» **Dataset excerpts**
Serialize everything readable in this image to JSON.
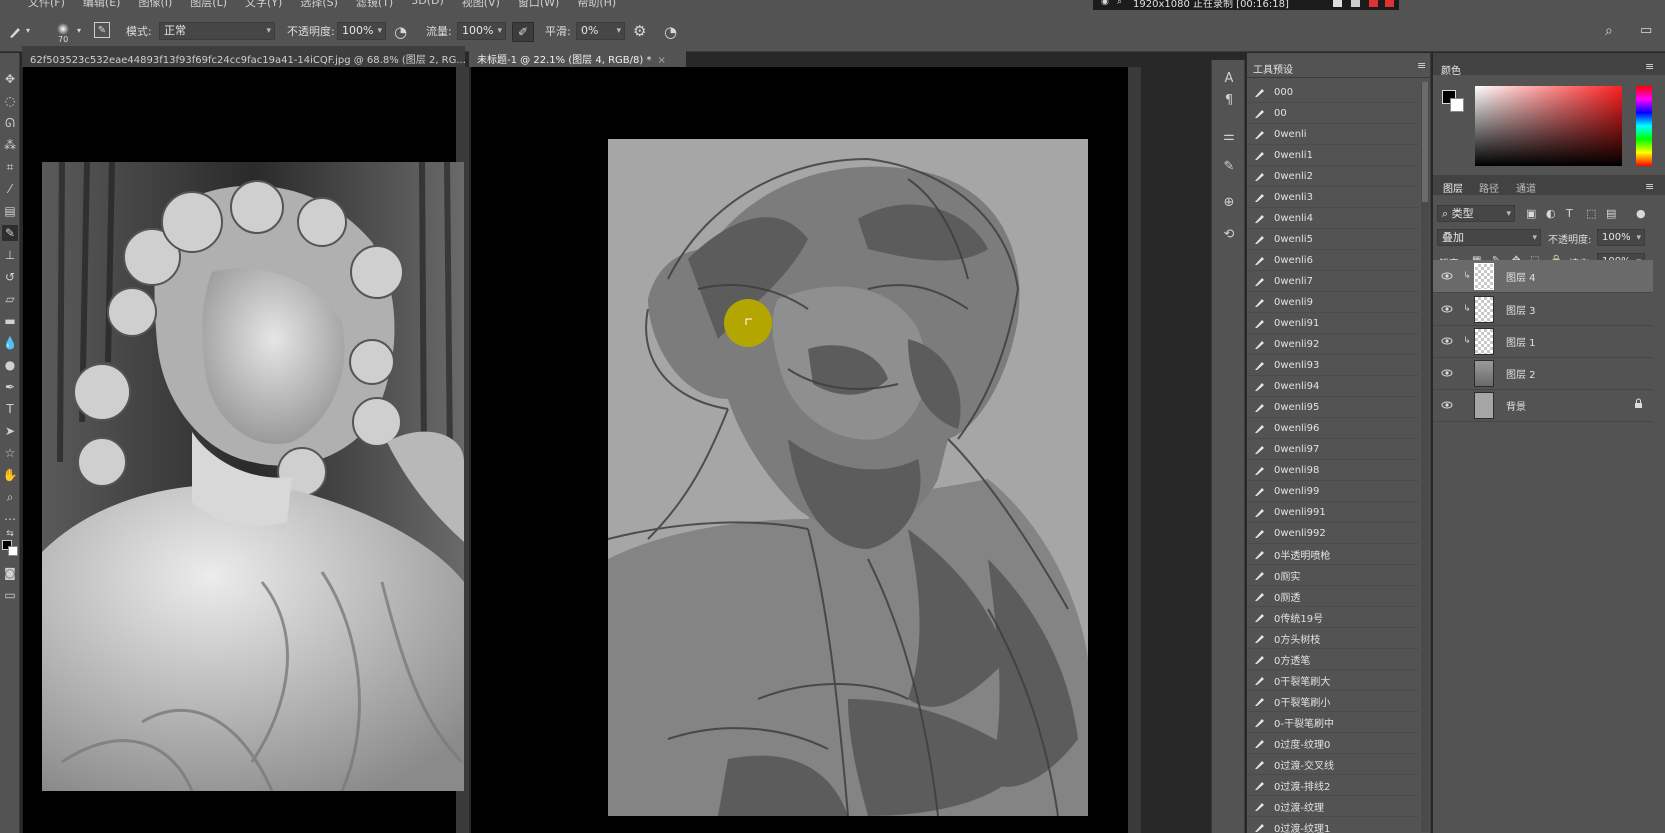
{
  "menu": {
    "items": [
      "文件(F)",
      "编辑(E)",
      "图像(I)",
      "图层(L)",
      "文字(Y)",
      "选择(S)",
      "滤镜(T)",
      "3D(D)",
      "视图(V)",
      "窗口(W)",
      "帮助(H)"
    ]
  },
  "recording": {
    "text": "1920x1080  正在录制 [00:16:18]"
  },
  "options": {
    "brush_size": "70",
    "mode_label": "模式:",
    "mode_value": "正常",
    "opacity_label": "不透明度:",
    "opacity_value": "100%",
    "flow_label": "流量:",
    "flow_value": "100%",
    "smooth_label": "平滑:",
    "smooth_value": "0%"
  },
  "tabs": [
    {
      "label": "62f503523c532eae44893f13f93f69fc24cc9fac19a41-14iCQF.jpg @ 68.8% (图层 2, RG...",
      "close": "×"
    },
    {
      "label": "未标题-1 @ 22.1% (图层 4, RGB/8) *",
      "close": "×"
    }
  ],
  "presets": {
    "title": "工具预设",
    "items": [
      "000",
      "00",
      "0wenli",
      "0wenli1",
      "0wenli2",
      "0wenli3",
      "0wenli4",
      "0wenli5",
      "0wenli6",
      "0wenli7",
      "0wenli9",
      "0wenli91",
      "0wenli92",
      "0wenli93",
      "0wenli94",
      "0wenli95",
      "0wenli96",
      "0wenli97",
      "0wenli98",
      "0wenli99",
      "0wenli991",
      "0wenli992",
      "0半透明喷枪",
      "0厕实",
      "0厕透",
      "0传统19号",
      "0方头树枝",
      "0方透笔",
      "0干裂笔刷大",
      "0干裂笔刷小",
      "0-干裂笔刷中",
      "0过度-纹理0",
      "0过渡-交叉线",
      "0过渡-排线2",
      "0过渡-纹理",
      "0过渡-纹理1"
    ]
  },
  "color_panel": {
    "title": "颜色",
    "fg": "#000000",
    "bg": "#ffffff"
  },
  "layers_panel": {
    "tabs": [
      "图层",
      "路径",
      "通道"
    ],
    "filter_label": "类型",
    "blend_mode": "叠加",
    "opacity_label": "不透明度:",
    "opacity_value": "100%",
    "lock_label": "锁定:",
    "fill_label": "填充:",
    "fill_value": "100%",
    "layers": [
      {
        "name": "图层 4",
        "clipped": true,
        "selected": true,
        "thumb": "checker"
      },
      {
        "name": "图层 3",
        "clipped": true,
        "selected": false,
        "thumb": "checker"
      },
      {
        "name": "图层 1",
        "clipped": true,
        "selected": false,
        "thumb": "checker"
      },
      {
        "name": "图层 2",
        "clipped": false,
        "selected": false,
        "thumb": "figure"
      },
      {
        "name": "背景",
        "clipped": false,
        "selected": false,
        "thumb": "gray",
        "locked": true
      }
    ]
  },
  "colors": {
    "cursor_yellow": "#b3a600",
    "panel": "#535353",
    "canvas_gray": "#a6a6a6"
  }
}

» **TASK BRIEF**
Write the listing out a second time exactly, dropping all images.

» **SOLUTION**
Serialize everything readable in this image to JSON.
{
  "menu": {
    "items": [
      "文件(F)",
      "编辑(E)",
      "图像(I)",
      "图层(L)",
      "文字(Y)",
      "选择(S)",
      "滤镜(T)",
      "3D(D)",
      "视图(V)",
      "窗口(W)",
      "帮助(H)"
    ]
  },
  "recording": {
    "text": "1920x1080  正在录制 [00:16:18]"
  },
  "options": {
    "brush_size": "70",
    "mode_label": "模式:",
    "mode_value": "正常",
    "opacity_label": "不透明度:",
    "opacity_value": "100%",
    "flow_label": "流量:",
    "flow_value": "100%",
    "smooth_label": "平滑:",
    "smooth_value": "0%"
  },
  "tabs": [
    {
      "label": "62f503523c532eae44893f13f93f69fc24cc9fac19a41-14iCQF.jpg @ 68.8% (图层 2, RG...",
      "close": "×"
    },
    {
      "label": "未标题-1 @ 22.1% (图层 4, RGB/8) *",
      "close": "×"
    }
  ],
  "presets": {
    "title": "工具预设",
    "items": [
      "000",
      "00",
      "0wenli",
      "0wenli1",
      "0wenli2",
      "0wenli3",
      "0wenli4",
      "0wenli5",
      "0wenli6",
      "0wenli7",
      "0wenli9",
      "0wenli91",
      "0wenli92",
      "0wenli93",
      "0wenli94",
      "0wenli95",
      "0wenli96",
      "0wenli97",
      "0wenli98",
      "0wenli99",
      "0wenli991",
      "0wenli992",
      "0半透明喷枪",
      "0厕实",
      "0厕透",
      "0传统19号",
      "0方头树枝",
      "0方透笔",
      "0干裂笔刷大",
      "0干裂笔刷小",
      "0-干裂笔刷中",
      "0过度-纹理0",
      "0过渡-交叉线",
      "0过渡-排线2",
      "0过渡-纹理",
      "0过渡-纹理1"
    ]
  },
  "color_panel": {
    "title": "颜色",
    "fg": "#000000",
    "bg": "#ffffff"
  },
  "layers_panel": {
    "tabs": [
      "图层",
      "路径",
      "通道"
    ],
    "filter_label": "类型",
    "blend_mode": "叠加",
    "opacity_label": "不透明度:",
    "opacity_value": "100%",
    "lock_label": "锁定:",
    "fill_label": "填充:",
    "fill_value": "100%",
    "layers": [
      {
        "name": "图层 4",
        "clipped": true,
        "selected": true,
        "thumb": "checker"
      },
      {
        "name": "图层 3",
        "clipped": true,
        "selected": false,
        "thumb": "checker"
      },
      {
        "name": "图层 1",
        "clipped": true,
        "selected": false,
        "thumb": "checker"
      },
      {
        "name": "图层 2",
        "clipped": false,
        "selected": false,
        "thumb": "figure"
      },
      {
        "name": "背景",
        "clipped": false,
        "selected": false,
        "thumb": "gray",
        "locked": true
      }
    ]
  },
  "colors": {
    "cursor_yellow": "#b3a600",
    "panel": "#535353",
    "canvas_gray": "#a6a6a6"
  }
}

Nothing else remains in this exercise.